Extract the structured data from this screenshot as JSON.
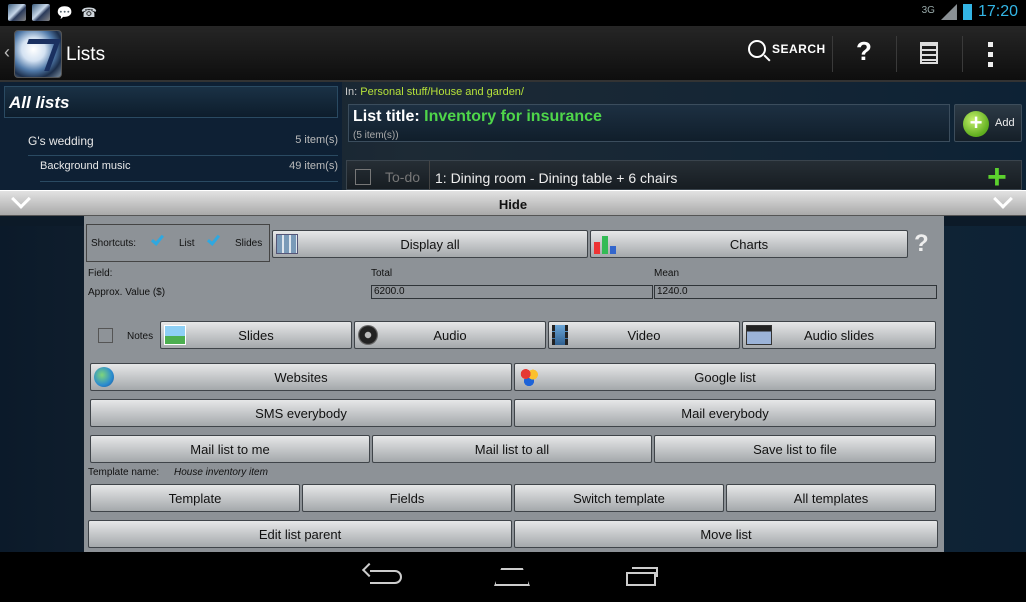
{
  "status": {
    "network": "3G",
    "time": "17:20"
  },
  "actionbar": {
    "title": "Lists",
    "search_label": "SEARCH",
    "help_label": "?"
  },
  "sidebar": {
    "header": "All lists",
    "items": [
      {
        "label": "G's wedding",
        "count": "5 item(s)"
      },
      {
        "label": "Background music",
        "count": "49 item(s)"
      }
    ]
  },
  "detail": {
    "in_label": "In:",
    "path": "Personal stuff/House and garden/",
    "title_label": "List title:",
    "title_value": "Inventory for insurance",
    "item_count": "(5 item(s))",
    "add_label": "Add",
    "todo_label": "To-do",
    "first_item": "1: Dining room -  Dining table + 6 chairs"
  },
  "hidebar": {
    "label": "Hide"
  },
  "panel": {
    "shortcuts_label": "Shortcuts:",
    "shortcut_list": "List",
    "shortcut_slides": "Slides",
    "display_all": "Display all",
    "charts": "Charts",
    "help": "?",
    "field_label": "Field:",
    "total_label": "Total",
    "mean_label": "Mean",
    "field_name": "Approx. Value ($)",
    "total_value": "6200.0",
    "mean_value": "1240.0",
    "notes_label": "Notes",
    "slides": "Slides",
    "audio": "Audio",
    "video": "Video",
    "audio_slides": "Audio slides",
    "websites": "Websites",
    "google_list": "Google list",
    "sms_everybody": "SMS everybody",
    "mail_everybody": "Mail everybody",
    "mail_list_to_me": "Mail list to me",
    "mail_list_to_all": "Mail list to all",
    "save_list_to_file": "Save list to file",
    "template_name_label": "Template name:",
    "template_name": "House inventory item",
    "template": "Template",
    "fields": "Fields",
    "switch_template": "Switch template",
    "all_templates": "All templates",
    "edit_list_parent": "Edit list parent",
    "move_list": "Move list"
  },
  "colors": {
    "accent": "#33b5e5",
    "path": "#b7e33a",
    "title": "#4fd64a"
  }
}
┄┄┄┄┄┄┄┄┄┄┄┄┄┄┄┄┄┄┄┄
What is being asked: Check each line above for the string "Audio" and report how many lines have it, giving only the number.

Response to this task: 2